:: Problem requirements ::
Extract every line of the material that holds the string "someone".

══════════════════════════════

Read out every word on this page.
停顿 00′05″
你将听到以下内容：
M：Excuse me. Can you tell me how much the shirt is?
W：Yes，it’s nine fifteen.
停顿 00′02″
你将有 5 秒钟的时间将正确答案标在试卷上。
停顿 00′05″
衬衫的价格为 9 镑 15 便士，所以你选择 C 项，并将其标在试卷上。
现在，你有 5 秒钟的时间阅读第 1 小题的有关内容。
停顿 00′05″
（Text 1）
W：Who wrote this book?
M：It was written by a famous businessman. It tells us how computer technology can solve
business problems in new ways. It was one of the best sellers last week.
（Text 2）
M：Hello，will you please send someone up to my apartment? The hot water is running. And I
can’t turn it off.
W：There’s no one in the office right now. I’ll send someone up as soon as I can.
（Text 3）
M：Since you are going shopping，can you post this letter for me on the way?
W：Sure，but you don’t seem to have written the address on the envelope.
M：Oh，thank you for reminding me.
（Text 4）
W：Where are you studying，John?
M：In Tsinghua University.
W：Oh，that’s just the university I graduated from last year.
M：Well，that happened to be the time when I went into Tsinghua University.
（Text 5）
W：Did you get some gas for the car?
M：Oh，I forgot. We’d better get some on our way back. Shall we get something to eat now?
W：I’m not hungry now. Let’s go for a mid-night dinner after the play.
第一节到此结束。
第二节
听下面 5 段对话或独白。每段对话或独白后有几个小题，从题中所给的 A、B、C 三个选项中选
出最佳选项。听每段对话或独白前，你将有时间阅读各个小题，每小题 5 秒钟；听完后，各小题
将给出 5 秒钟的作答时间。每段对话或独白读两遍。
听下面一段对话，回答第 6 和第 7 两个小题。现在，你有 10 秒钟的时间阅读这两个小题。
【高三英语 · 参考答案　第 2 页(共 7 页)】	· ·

══════════════════════════════

:: Right answer ::
M：Hello，will you please send someone up to my apartment? The hot water is running. And I
W：There’s no one in the office right now. I’ll send someone up as soon as I can.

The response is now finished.